Supplied records:
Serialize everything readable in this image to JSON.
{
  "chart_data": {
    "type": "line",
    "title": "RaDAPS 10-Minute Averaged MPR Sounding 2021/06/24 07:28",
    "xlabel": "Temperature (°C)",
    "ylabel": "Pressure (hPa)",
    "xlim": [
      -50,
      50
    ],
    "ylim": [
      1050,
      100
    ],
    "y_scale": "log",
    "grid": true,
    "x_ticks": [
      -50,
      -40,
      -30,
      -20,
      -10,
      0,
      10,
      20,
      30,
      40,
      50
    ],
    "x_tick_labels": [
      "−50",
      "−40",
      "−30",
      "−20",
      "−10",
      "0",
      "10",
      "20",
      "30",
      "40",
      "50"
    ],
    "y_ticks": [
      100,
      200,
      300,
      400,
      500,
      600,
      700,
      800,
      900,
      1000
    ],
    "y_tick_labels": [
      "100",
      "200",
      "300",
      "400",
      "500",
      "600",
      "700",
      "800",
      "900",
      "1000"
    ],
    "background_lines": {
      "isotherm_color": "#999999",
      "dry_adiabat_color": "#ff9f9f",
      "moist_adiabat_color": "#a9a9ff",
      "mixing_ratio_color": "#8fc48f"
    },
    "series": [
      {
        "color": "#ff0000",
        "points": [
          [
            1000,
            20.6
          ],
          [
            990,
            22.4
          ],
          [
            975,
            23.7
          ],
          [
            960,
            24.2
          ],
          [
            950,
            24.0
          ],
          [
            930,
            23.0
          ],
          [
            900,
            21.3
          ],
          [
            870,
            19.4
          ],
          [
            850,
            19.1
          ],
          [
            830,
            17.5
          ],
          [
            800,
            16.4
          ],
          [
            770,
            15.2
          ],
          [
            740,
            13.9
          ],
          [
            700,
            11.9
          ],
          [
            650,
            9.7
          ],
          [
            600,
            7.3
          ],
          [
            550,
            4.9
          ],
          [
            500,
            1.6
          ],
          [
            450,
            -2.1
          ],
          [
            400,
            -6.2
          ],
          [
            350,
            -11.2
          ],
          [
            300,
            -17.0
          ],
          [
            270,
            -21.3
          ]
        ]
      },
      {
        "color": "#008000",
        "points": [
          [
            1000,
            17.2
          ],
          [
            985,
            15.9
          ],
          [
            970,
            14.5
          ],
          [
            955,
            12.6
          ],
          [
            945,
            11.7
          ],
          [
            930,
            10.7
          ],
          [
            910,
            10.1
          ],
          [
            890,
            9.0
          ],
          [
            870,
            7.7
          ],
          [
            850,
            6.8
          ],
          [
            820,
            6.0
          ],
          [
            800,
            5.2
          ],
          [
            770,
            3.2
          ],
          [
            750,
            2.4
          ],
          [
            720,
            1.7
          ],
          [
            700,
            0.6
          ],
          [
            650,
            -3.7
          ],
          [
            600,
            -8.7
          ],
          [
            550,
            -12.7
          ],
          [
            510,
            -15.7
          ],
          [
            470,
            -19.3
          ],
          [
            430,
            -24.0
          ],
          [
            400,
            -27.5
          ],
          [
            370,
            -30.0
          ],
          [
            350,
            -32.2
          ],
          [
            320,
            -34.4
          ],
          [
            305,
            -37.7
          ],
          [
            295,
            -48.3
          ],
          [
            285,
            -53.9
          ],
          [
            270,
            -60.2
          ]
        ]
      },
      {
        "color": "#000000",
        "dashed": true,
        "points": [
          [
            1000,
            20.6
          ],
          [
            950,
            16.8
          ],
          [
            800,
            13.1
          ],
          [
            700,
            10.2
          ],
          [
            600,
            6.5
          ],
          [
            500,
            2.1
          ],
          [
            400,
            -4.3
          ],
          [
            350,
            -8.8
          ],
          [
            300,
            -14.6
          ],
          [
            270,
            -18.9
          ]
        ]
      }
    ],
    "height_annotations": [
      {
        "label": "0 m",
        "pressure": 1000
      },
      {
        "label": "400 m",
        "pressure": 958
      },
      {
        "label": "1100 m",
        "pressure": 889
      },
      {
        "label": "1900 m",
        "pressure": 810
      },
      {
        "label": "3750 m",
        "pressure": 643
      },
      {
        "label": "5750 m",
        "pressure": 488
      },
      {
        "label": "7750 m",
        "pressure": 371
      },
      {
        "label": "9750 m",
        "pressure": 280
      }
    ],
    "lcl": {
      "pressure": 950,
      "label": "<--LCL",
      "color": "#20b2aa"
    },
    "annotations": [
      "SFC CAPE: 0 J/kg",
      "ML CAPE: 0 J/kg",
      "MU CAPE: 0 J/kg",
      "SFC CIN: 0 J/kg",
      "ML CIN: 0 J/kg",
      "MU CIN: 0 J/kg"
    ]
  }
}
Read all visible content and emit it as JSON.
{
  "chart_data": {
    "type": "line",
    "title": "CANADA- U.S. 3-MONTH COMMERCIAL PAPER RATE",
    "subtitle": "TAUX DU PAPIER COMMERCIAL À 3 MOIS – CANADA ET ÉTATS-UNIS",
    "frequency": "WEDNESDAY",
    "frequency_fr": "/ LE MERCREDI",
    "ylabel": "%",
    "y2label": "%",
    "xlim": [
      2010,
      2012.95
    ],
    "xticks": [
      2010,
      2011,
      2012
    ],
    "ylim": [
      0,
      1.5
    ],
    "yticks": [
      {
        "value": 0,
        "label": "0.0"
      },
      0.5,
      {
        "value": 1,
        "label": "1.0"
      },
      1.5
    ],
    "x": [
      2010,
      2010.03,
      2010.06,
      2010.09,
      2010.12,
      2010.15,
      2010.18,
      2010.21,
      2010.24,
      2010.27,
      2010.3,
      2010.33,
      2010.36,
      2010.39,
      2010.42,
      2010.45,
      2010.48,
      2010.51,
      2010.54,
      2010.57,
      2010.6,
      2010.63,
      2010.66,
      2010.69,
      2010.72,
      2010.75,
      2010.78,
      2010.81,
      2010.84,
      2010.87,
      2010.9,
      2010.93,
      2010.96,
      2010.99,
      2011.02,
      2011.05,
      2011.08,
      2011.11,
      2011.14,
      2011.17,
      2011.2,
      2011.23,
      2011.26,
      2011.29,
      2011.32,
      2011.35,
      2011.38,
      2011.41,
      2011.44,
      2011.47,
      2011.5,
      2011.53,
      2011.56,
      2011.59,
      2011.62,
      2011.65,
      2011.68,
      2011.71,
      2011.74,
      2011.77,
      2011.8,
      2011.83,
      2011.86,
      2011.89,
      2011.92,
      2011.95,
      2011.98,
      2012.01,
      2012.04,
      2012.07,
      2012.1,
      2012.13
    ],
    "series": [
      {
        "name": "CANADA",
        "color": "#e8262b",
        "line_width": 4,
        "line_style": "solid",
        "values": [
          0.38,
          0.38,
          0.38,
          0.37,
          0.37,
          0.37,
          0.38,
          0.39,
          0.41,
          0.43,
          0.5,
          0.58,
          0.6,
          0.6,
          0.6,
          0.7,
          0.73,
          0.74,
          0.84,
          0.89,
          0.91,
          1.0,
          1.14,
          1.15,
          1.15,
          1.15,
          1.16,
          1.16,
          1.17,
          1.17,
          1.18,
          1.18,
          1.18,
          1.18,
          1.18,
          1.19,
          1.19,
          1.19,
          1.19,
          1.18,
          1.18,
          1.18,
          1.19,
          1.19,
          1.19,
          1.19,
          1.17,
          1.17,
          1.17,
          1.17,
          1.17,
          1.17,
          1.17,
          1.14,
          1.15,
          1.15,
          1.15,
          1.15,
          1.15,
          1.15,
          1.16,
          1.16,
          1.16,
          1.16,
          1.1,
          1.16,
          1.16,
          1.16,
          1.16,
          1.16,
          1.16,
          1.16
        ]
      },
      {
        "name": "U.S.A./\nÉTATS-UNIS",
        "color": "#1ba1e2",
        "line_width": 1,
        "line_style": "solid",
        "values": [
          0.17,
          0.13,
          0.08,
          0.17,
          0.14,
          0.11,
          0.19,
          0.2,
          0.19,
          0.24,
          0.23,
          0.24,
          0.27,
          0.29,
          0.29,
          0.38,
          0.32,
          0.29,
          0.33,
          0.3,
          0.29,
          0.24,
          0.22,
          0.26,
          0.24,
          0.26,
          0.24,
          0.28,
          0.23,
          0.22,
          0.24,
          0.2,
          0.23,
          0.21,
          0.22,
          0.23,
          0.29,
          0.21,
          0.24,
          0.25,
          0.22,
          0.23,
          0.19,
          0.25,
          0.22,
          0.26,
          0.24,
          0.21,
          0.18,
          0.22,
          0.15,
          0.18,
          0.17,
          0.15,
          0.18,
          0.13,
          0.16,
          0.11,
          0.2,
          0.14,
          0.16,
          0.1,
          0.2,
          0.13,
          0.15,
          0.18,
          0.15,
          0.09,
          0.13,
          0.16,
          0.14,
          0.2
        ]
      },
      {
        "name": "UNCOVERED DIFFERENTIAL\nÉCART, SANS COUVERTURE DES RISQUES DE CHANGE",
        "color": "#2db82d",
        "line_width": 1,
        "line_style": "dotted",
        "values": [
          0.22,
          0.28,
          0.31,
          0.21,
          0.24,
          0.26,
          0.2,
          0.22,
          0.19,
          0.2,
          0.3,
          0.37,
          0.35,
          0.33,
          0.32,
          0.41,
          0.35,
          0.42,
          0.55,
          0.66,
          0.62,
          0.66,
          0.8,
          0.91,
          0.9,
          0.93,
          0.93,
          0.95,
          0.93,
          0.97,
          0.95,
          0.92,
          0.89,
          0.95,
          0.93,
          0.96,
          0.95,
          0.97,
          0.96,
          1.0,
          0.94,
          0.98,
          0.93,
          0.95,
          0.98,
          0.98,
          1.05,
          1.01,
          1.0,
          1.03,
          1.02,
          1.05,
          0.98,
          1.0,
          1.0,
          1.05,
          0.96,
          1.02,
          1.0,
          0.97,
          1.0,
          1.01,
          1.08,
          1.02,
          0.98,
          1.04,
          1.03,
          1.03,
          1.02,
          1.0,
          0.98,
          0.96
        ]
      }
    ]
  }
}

What you need to do: Wherever the word "name" occurs in a line of the listing, copy that line.

Result for this exercise:
        "name": "CANADA",
        "name": "U.S.A./\nÉTATS-UNIS",
        "name": "UNCOVERED DIFFERENTIAL\nÉCART, SANS COUVERTURE DES RISQUES DE CHANGE",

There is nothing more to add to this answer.